Data excerpts:

* * *

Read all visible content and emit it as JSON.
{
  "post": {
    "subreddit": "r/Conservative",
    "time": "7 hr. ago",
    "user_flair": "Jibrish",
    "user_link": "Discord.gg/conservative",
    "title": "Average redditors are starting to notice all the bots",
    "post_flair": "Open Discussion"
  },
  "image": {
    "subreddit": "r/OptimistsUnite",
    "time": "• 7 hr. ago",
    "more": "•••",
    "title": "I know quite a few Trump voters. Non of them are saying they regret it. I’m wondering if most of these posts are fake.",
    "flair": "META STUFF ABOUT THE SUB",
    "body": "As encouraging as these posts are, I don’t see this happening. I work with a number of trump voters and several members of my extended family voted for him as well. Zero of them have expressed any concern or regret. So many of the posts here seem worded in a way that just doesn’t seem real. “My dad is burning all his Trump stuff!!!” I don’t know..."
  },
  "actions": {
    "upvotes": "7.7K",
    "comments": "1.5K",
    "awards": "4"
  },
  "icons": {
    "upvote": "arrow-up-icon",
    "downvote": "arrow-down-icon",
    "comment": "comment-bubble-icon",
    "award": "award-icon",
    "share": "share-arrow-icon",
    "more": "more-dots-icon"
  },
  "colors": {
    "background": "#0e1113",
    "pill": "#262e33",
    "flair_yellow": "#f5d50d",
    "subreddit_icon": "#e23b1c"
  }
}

* * *

Task directions ▸
Every line of the material must be returned exactly as it appears.

Final result ▸
Read all visible content and emit it as JSON.
{
  "post": {
    "subreddit": "r/Conservative",
    "time": "7 hr. ago",
    "user_flair": "Jibrish",
    "user_link": "Discord.gg/conservative",
    "title": "Average redditors are starting to notice all the bots",
    "post_flair": "Open Discussion"
  },
  "image": {
    "subreddit": "r/OptimistsUnite",
    "time": "• 7 hr. ago",
    "more": "•••",
    "title": "I know quite a few Trump voters. Non of them are saying they regret it. I’m wondering if most of these posts are fake.",
    "flair": "META STUFF ABOUT THE SUB",
    "body": "As encouraging as these posts are, I don’t see this happening. I work with a number of trump voters and several members of my extended family voted for him as well. Zero of them have expressed any concern or regret. So many of the posts here seem worded in a way that just doesn’t seem real. “My dad is burning all his Trump stuff!!!” I don’t know..."
  },
  "actions": {
    "upvotes": "7.7K",
    "comments": "1.5K",
    "awards": "4"
  },
  "icons": {
    "upvote": "arrow-up-icon",
    "downvote": "arrow-down-icon",
    "comment": "comment-bubble-icon",
    "award": "award-icon",
    "share": "share-arrow-icon",
    "more": "more-dots-icon"
  },
  "colors": {
    "background": "#0e1113",
    "pill": "#262e33",
    "flair_yellow": "#f5d50d",
    "subreddit_icon": "#e23b1c"
  }
}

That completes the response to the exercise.